== Task inputs ==

================================

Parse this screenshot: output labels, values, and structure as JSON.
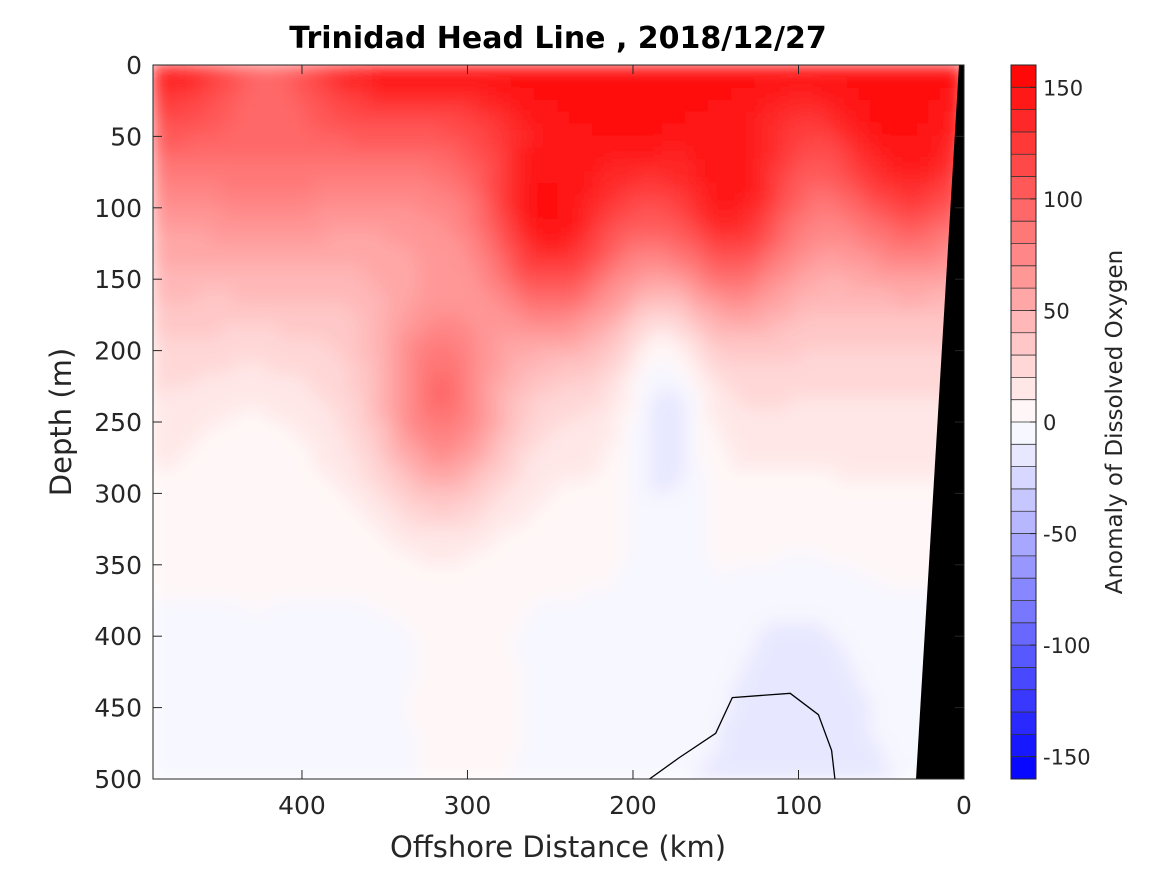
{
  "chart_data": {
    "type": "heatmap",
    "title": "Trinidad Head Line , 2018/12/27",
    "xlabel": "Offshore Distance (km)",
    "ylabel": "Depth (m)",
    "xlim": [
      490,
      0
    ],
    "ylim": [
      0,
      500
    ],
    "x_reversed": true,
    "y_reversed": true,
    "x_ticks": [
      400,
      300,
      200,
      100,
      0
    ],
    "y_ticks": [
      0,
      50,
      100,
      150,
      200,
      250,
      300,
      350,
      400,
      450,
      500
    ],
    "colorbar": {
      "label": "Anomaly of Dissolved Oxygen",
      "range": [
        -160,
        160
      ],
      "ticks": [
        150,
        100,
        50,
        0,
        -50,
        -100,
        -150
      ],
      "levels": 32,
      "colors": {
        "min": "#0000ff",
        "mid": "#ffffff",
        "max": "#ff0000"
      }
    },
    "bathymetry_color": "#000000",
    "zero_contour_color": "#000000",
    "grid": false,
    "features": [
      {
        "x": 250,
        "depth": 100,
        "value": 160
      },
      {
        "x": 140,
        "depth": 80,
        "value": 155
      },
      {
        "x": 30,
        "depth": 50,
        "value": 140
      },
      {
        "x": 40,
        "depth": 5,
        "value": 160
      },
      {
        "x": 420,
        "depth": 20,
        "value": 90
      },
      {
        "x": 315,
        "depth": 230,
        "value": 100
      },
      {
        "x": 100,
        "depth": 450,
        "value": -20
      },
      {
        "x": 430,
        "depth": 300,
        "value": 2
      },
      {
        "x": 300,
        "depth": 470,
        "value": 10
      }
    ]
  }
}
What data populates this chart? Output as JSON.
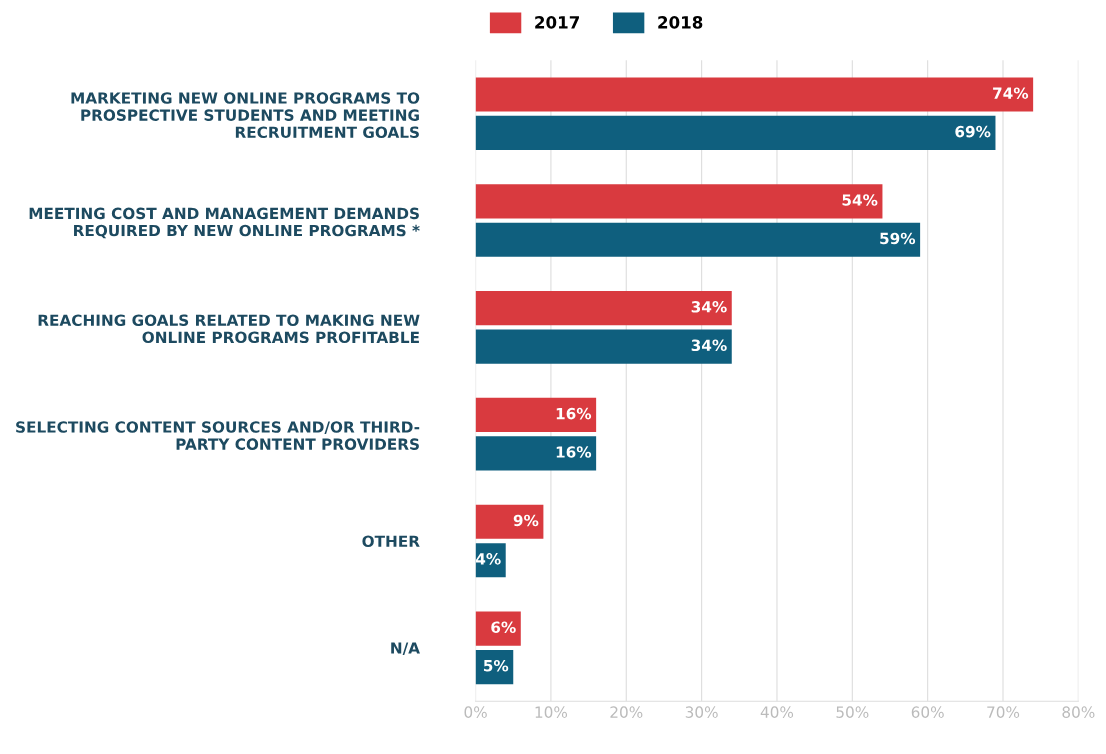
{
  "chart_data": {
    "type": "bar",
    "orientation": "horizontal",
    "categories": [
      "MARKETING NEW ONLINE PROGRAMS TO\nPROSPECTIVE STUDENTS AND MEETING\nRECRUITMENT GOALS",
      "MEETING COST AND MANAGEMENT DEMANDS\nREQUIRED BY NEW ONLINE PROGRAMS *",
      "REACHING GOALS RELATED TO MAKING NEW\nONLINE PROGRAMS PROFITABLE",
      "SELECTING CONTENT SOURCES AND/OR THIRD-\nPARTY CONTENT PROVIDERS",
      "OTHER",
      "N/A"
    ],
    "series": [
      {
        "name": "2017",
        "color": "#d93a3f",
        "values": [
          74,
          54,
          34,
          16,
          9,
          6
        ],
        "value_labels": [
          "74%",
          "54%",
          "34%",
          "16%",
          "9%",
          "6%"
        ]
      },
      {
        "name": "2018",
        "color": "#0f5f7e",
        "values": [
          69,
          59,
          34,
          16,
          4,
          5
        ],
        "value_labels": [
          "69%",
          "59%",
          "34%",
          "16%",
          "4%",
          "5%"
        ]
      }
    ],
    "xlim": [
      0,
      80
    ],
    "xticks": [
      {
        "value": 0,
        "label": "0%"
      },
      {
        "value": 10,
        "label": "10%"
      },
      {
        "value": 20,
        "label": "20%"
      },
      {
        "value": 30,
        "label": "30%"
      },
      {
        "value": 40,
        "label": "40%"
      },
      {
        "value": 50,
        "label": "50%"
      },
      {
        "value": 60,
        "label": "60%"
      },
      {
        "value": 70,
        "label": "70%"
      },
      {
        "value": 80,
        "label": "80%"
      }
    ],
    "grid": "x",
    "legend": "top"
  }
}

================================

== Instructions to follow ==
Exclude all images and restate the records above word for word.

== Exercise output ==
Parse this screenshot: output labels, values, and structure as JSON.
{
  "chart_data": {
    "type": "heatmap",
    "title": "Trinidad Head Line , 2018/12/27",
    "xlabel": "Offshore Distance (km)",
    "ylabel": "Depth (m)",
    "xlim": [
      490,
      0
    ],
    "ylim": [
      0,
      500
    ],
    "x_reversed": true,
    "y_reversed": true,
    "x_ticks": [
      400,
      300,
      200,
      100,
      0
    ],
    "y_ticks": [
      0,
      50,
      100,
      150,
      200,
      250,
      300,
      350,
      400,
      450,
      500
    ],
    "colorbar": {
      "label": "Anomaly of Dissolved Oxygen",
      "range": [
        -160,
        160
      ],
      "ticks": [
        150,
        100,
        50,
        0,
        -50,
        -100,
        -150
      ],
      "levels": 32,
      "colors": {
        "min": "#0000ff",
        "mid": "#ffffff",
        "max": "#ff0000"
      }
    },
    "bathymetry_color": "#000000",
    "zero_contour_color": "#000000",
    "grid": false,
    "features": [
      {
        "x": 250,
        "depth": 100,
        "value": 160
      },
      {
        "x": 140,
        "depth": 80,
        "value": 155
      },
      {
        "x": 30,
        "depth": 50,
        "value": 140
      },
      {
        "x": 40,
        "depth": 5,
        "value": 160
      },
      {
        "x": 420,
        "depth": 20,
        "value": 90
      },
      {
        "x": 315,
        "depth": 230,
        "value": 100
      },
      {
        "x": 100,
        "depth": 450,
        "value": -20
      },
      {
        "x": 430,
        "depth": 300,
        "value": 2
      },
      {
        "x": 300,
        "depth": 470,
        "value": 10
      }
    ]
  }
}
What data populates this chart? Output as JSON.
{
  "chart_data": {
    "type": "bar",
    "orientation": "horizontal",
    "categories": [
      "MARKETING NEW ONLINE PROGRAMS TO\nPROSPECTIVE STUDENTS AND MEETING\nRECRUITMENT GOALS",
      "MEETING COST AND MANAGEMENT DEMANDS\nREQUIRED BY NEW ONLINE PROGRAMS *",
      "REACHING GOALS RELATED TO MAKING NEW\nONLINE PROGRAMS PROFITABLE",
      "SELECTING CONTENT SOURCES AND/OR THIRD-\nPARTY CONTENT PROVIDERS",
      "OTHER",
      "N/A"
    ],
    "series": [
      {
        "name": "2017",
        "color": "#d93a3f",
        "values": [
          74,
          54,
          34,
          16,
          9,
          6
        ],
        "value_labels": [
          "74%",
          "54%",
          "34%",
          "16%",
          "9%",
          "6%"
        ]
      },
      {
        "name": "2018",
        "color": "#0f5f7e",
        "values": [
          69,
          59,
          34,
          16,
          4,
          5
        ],
        "value_labels": [
          "69%",
          "59%",
          "34%",
          "16%",
          "4%",
          "5%"
        ]
      }
    ],
    "xlim": [
      0,
      80
    ],
    "xticks": [
      {
        "value": 0,
        "label": "0%"
      },
      {
        "value": 10,
        "label": "10%"
      },
      {
        "value": 20,
        "label": "20%"
      },
      {
        "value": 30,
        "label": "30%"
      },
      {
        "value": 40,
        "label": "40%"
      },
      {
        "value": 50,
        "label": "50%"
      },
      {
        "value": 60,
        "label": "60%"
      },
      {
        "value": 70,
        "label": "70%"
      },
      {
        "value": 80,
        "label": "80%"
      }
    ],
    "grid": "x",
    "legend": "top"
  }
}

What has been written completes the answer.